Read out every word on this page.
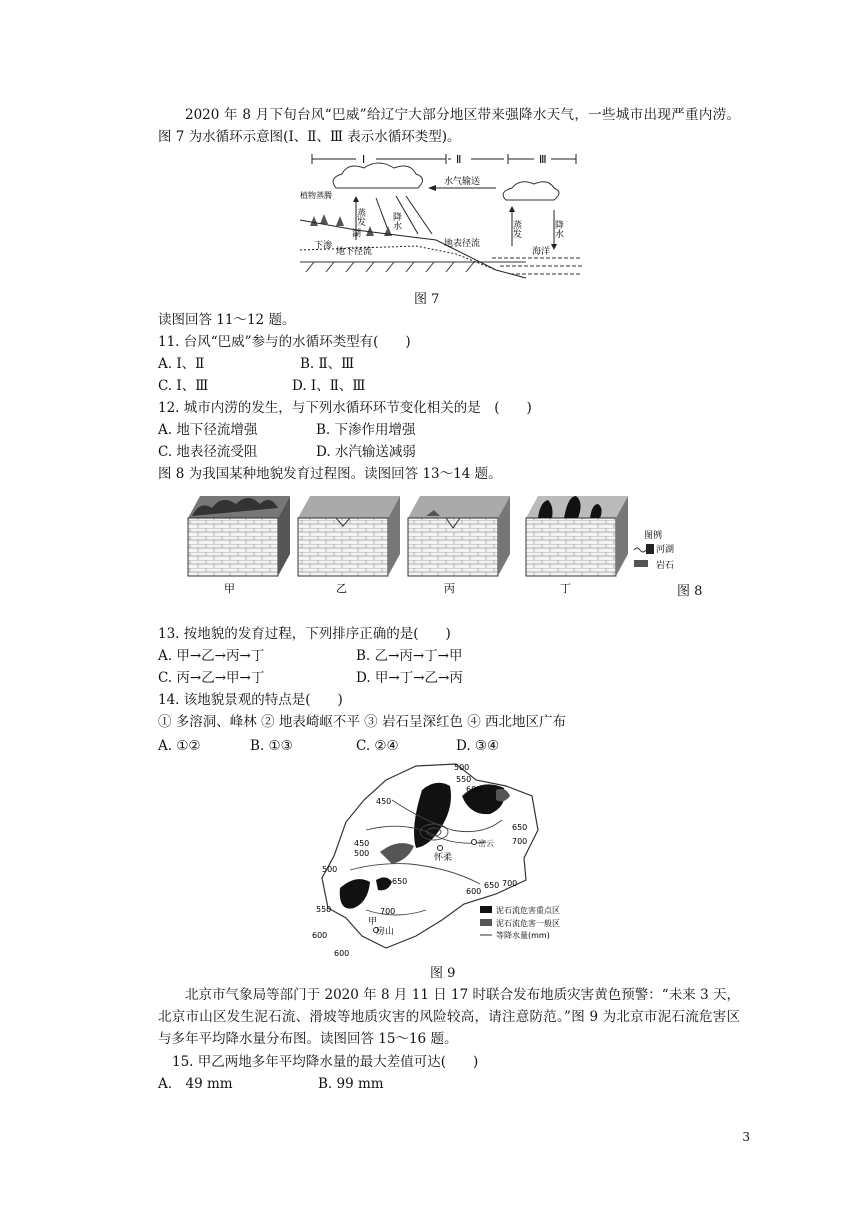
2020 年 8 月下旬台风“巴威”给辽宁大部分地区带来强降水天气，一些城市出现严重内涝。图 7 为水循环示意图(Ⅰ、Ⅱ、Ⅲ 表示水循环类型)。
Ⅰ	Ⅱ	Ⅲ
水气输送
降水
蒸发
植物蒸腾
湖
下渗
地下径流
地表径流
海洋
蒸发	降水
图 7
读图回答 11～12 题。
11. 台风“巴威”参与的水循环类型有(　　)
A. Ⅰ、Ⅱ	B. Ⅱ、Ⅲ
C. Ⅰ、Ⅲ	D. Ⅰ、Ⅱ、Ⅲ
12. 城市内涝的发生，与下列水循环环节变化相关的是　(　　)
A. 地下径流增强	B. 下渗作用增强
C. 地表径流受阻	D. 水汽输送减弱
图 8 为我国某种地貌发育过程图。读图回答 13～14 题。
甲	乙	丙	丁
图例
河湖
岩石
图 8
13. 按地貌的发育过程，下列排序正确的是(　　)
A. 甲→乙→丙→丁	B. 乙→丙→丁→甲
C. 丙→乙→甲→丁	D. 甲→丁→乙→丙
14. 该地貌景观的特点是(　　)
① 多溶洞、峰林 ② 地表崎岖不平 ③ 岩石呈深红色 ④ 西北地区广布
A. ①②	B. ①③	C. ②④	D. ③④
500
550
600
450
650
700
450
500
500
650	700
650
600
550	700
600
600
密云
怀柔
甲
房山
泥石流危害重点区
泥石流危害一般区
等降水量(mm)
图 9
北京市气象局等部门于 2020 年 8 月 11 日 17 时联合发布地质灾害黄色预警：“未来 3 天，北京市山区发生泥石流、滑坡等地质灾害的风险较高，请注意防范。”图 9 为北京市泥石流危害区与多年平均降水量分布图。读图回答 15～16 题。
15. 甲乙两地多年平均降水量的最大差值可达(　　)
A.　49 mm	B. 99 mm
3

———

Direction
Count the lines above that contain the word "读图回答", and reply with only that number.

Solution for this problem
3